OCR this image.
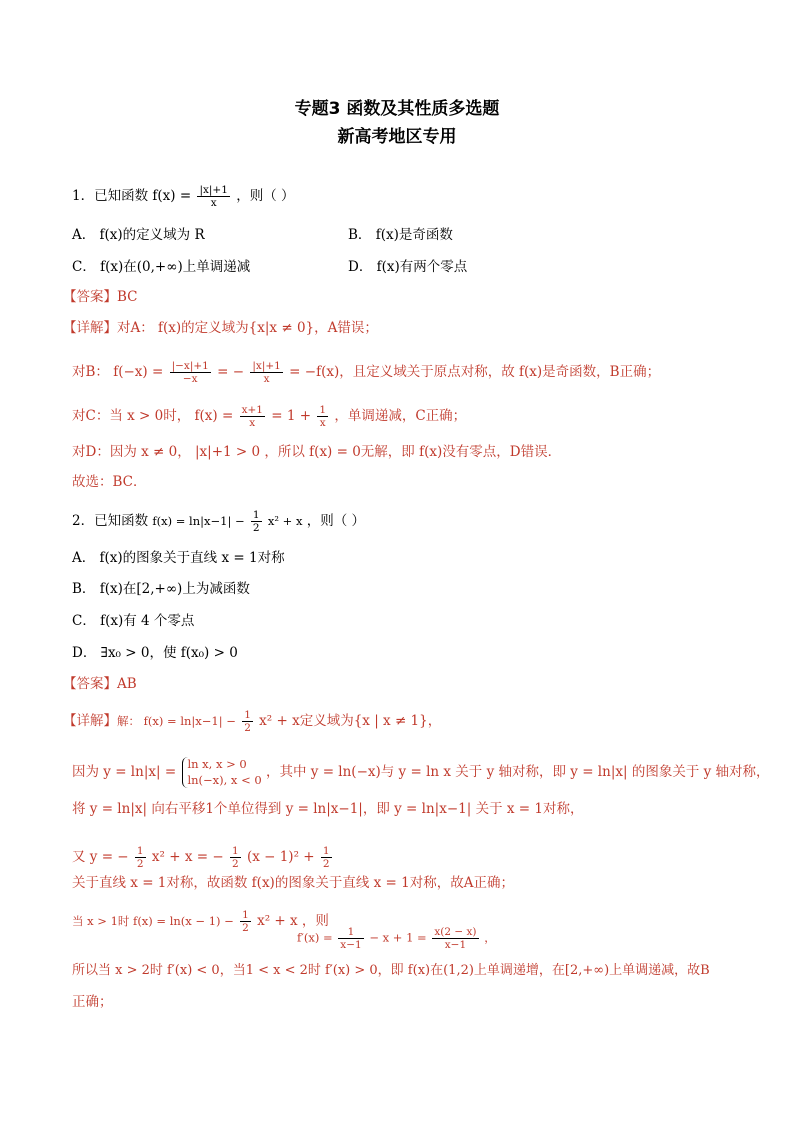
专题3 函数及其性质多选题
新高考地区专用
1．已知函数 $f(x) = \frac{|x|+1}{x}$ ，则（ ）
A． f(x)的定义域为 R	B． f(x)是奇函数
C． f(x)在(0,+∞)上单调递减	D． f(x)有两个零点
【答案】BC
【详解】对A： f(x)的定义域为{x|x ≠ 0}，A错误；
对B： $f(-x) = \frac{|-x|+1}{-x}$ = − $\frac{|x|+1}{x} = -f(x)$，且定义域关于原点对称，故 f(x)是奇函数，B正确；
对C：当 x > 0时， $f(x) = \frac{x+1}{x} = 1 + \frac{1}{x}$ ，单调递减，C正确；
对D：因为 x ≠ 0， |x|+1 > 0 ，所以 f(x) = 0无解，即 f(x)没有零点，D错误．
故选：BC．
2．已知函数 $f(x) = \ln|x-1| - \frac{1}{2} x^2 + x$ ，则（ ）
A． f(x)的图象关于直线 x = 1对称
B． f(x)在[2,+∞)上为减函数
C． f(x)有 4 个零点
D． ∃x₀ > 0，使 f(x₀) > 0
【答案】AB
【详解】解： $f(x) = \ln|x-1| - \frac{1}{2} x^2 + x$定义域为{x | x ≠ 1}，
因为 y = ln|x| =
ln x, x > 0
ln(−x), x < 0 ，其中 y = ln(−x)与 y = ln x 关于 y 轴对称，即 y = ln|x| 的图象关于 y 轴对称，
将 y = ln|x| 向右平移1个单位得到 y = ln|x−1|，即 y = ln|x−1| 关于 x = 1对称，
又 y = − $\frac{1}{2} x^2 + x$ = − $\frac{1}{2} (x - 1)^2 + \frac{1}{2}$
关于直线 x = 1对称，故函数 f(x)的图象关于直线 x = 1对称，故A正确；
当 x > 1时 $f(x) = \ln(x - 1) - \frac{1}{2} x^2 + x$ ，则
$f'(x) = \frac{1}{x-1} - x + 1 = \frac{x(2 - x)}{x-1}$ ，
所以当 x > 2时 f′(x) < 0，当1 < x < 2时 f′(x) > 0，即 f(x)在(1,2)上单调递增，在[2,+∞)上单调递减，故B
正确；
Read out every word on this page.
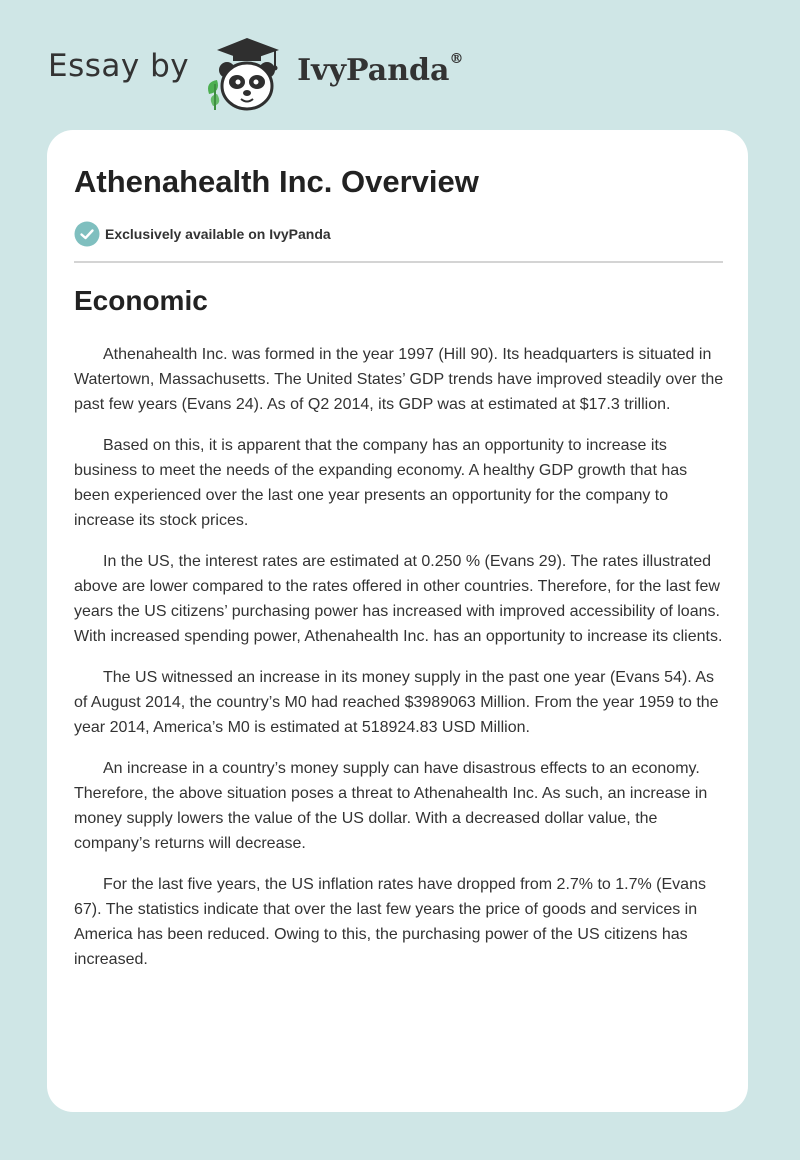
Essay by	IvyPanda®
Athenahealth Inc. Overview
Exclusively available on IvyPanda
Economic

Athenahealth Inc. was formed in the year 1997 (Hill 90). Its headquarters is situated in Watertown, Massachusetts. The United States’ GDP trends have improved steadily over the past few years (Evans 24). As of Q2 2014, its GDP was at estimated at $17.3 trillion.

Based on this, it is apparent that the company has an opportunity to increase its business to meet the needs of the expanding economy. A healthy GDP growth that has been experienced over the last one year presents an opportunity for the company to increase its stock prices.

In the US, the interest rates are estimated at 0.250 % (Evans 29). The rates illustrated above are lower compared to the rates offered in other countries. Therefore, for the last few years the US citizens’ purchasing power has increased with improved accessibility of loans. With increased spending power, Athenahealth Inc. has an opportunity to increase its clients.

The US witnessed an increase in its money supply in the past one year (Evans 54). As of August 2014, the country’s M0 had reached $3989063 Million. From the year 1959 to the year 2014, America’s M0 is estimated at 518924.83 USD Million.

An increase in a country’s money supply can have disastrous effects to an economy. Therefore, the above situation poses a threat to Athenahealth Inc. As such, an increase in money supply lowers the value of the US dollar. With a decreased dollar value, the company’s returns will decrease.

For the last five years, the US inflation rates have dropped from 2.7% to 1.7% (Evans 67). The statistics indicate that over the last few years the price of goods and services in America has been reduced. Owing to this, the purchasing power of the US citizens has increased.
........
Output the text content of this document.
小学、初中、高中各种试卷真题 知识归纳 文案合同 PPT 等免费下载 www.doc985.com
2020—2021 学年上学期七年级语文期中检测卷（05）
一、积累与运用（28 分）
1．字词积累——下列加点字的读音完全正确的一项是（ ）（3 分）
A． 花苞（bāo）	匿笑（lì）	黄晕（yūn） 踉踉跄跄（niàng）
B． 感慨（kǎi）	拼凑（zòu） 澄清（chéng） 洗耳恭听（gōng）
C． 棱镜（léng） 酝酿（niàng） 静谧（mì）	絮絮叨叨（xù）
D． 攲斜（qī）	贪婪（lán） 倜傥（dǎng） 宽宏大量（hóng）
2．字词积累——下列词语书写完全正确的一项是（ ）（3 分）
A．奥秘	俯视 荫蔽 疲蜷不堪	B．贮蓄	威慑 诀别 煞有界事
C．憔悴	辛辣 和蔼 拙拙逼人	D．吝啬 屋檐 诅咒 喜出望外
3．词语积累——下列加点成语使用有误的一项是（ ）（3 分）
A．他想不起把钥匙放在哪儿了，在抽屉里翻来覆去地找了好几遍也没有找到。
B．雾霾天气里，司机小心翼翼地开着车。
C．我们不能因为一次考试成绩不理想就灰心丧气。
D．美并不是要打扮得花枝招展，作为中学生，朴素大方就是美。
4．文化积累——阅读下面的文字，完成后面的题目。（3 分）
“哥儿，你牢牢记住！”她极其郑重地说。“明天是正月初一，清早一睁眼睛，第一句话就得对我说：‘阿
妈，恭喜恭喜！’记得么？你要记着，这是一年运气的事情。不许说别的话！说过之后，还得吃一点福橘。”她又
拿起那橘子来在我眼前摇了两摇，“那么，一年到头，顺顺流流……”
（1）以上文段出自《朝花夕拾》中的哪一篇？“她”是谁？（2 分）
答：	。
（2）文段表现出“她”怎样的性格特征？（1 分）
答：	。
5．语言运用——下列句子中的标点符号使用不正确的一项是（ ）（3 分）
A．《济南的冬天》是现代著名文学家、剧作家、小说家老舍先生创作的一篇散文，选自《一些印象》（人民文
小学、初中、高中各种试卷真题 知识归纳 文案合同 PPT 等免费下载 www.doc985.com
........
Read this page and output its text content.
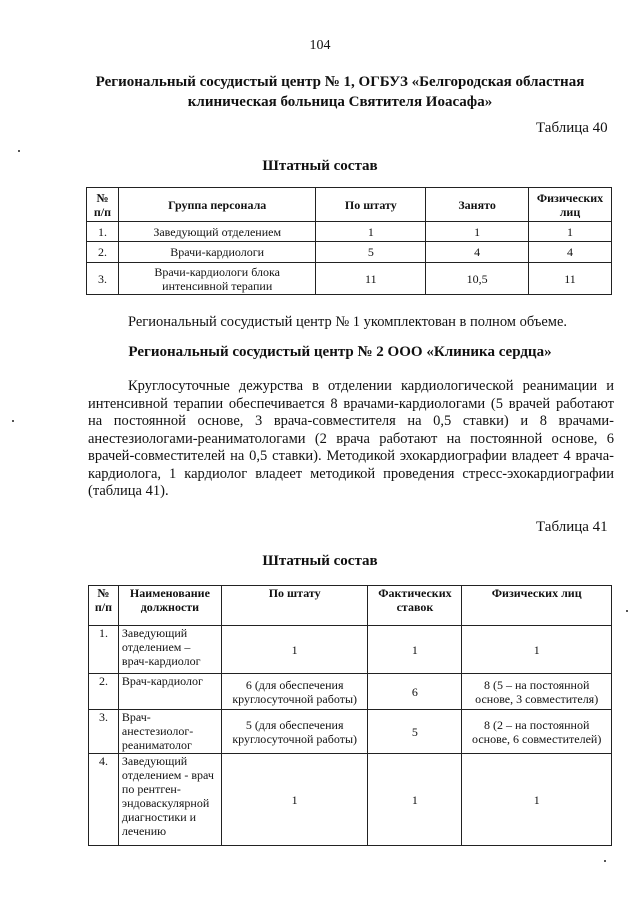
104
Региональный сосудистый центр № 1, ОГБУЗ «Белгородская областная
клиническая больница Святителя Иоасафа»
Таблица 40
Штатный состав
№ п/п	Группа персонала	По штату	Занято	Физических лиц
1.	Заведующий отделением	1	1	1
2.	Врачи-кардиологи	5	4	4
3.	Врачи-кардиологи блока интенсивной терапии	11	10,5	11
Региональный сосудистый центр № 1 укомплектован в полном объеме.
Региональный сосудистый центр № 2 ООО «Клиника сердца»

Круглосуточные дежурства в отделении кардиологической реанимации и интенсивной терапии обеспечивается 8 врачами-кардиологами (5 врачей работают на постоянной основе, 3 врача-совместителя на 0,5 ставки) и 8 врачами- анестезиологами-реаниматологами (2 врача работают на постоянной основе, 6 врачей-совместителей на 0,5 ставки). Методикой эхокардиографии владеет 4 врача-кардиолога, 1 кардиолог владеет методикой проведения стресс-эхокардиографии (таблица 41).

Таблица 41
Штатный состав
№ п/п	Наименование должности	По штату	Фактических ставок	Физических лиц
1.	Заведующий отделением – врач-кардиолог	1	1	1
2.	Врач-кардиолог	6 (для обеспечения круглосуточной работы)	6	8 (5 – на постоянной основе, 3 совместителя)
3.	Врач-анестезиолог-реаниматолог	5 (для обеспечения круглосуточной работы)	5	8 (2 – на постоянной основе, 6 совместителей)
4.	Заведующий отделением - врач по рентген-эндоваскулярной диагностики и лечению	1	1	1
........
Find all lines holding the string "Therefore" and copy them.

== EXPECTED ANSWER ==
In the US, the interest rates are estimated at 0.250 % (Evans 29). The rates illustrated above are lower compared to the rates offered in other countries. Therefore, for the last few years the US citizens’ purchasing power has increased with improved accessibility of loans. With increased spending power, Athenahealth Inc. has an opportunity to increase its clients.
An increase in a country’s money supply can have disastrous effects to an economy. Therefore, the above situation poses a threat to Athenahealth Inc. As such, an increase in money supply lowers the value of the US dollar. With a decreased dollar value, the company’s returns will decrease.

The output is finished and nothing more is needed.